● REQUIREMENT: Give only the number of lines that include the string "euros".

[Figure collection entries]

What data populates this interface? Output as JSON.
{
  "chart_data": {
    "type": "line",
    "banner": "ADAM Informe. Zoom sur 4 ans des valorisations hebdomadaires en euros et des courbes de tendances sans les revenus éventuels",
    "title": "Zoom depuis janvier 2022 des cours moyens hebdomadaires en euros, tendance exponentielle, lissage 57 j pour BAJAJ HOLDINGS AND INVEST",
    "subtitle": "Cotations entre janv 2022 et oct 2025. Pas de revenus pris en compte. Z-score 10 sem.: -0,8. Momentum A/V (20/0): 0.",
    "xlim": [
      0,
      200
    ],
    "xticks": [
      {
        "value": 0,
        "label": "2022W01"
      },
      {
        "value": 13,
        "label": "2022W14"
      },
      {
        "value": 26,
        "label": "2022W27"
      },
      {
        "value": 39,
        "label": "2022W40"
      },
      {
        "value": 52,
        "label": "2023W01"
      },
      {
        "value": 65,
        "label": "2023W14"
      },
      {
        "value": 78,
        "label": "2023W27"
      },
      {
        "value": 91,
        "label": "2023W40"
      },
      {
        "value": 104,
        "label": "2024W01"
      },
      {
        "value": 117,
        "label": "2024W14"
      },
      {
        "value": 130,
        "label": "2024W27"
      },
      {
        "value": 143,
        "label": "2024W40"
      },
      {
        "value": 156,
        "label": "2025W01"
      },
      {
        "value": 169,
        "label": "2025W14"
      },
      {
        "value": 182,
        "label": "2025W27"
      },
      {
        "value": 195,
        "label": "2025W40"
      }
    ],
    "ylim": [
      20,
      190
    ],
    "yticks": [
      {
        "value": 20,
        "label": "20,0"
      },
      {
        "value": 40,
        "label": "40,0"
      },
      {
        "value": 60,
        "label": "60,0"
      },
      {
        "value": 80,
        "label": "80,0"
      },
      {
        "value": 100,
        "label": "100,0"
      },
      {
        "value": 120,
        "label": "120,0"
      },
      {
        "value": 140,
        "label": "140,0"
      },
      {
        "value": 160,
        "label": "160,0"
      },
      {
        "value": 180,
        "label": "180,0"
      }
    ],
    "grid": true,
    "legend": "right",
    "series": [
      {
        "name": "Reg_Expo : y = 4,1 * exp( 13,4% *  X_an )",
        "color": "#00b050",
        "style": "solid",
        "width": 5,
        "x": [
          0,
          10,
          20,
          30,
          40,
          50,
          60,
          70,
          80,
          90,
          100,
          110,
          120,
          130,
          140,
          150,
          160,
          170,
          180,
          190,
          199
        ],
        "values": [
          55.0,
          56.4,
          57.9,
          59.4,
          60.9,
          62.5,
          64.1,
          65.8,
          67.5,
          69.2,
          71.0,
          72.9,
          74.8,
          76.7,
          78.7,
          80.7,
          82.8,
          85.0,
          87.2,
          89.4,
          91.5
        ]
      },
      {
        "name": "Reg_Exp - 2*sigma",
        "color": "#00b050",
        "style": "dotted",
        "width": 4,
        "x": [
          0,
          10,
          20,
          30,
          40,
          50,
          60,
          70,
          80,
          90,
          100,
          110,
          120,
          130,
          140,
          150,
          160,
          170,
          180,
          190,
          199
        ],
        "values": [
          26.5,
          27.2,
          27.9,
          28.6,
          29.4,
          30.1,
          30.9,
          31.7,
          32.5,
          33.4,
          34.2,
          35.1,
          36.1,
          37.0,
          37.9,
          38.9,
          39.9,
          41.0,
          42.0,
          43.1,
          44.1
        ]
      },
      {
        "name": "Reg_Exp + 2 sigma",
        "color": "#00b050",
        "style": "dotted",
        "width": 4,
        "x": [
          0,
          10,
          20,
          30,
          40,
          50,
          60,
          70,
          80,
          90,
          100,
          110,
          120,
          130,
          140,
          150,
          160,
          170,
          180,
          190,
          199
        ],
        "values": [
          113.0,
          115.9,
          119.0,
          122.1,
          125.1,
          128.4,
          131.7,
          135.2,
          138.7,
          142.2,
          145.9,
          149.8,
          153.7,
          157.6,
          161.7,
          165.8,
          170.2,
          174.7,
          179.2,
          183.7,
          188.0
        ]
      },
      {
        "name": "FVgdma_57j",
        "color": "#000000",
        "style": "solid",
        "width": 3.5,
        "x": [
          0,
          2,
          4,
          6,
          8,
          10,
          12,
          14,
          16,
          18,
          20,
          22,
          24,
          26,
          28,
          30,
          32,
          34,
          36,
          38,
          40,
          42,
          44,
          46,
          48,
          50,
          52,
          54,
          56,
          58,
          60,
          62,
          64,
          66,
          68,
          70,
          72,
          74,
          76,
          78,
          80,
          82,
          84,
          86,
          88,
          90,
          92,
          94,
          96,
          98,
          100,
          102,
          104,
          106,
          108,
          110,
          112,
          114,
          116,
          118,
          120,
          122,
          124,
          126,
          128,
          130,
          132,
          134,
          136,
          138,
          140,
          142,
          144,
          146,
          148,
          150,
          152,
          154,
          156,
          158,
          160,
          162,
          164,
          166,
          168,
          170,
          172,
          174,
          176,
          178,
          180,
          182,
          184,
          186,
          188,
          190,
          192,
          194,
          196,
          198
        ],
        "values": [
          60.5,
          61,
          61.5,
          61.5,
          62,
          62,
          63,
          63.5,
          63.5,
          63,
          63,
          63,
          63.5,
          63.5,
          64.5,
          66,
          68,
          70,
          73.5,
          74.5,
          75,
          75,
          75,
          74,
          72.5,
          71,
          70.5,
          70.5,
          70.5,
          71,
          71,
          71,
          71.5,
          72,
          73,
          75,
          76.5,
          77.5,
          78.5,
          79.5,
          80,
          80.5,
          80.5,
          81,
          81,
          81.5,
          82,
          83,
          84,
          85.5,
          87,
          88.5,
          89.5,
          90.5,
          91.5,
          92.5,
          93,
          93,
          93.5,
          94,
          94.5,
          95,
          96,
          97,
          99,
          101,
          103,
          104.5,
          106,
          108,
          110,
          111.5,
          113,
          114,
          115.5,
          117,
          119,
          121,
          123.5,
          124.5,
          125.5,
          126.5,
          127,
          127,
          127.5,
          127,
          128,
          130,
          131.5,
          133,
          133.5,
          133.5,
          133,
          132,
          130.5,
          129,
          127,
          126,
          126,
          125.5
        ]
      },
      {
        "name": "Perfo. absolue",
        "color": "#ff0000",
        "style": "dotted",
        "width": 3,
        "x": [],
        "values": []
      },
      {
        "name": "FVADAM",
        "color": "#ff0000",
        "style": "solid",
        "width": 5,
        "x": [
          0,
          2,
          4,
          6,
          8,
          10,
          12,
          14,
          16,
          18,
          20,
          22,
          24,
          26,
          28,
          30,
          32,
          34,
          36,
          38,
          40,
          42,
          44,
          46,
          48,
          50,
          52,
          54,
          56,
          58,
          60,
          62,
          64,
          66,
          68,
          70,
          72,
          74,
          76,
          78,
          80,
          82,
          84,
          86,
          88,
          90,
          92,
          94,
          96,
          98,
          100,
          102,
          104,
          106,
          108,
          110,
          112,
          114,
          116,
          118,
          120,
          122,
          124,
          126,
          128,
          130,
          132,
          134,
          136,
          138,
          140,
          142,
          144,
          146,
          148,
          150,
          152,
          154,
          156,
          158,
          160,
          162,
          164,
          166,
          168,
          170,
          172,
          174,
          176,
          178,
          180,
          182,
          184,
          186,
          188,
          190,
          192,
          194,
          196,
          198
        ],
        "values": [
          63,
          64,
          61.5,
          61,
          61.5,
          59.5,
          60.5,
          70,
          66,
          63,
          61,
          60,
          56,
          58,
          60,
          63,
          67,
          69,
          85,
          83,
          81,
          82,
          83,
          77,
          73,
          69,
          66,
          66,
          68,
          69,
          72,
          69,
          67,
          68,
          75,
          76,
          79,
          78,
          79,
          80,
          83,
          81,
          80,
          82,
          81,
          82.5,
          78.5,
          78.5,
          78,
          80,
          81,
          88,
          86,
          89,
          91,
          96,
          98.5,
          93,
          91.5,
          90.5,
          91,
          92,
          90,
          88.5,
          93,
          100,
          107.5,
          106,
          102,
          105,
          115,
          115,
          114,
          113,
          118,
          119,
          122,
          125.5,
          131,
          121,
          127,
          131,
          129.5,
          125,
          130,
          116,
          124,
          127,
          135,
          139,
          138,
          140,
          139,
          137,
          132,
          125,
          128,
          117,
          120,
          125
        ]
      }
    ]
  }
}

● COMPLETE OUTPUT: 2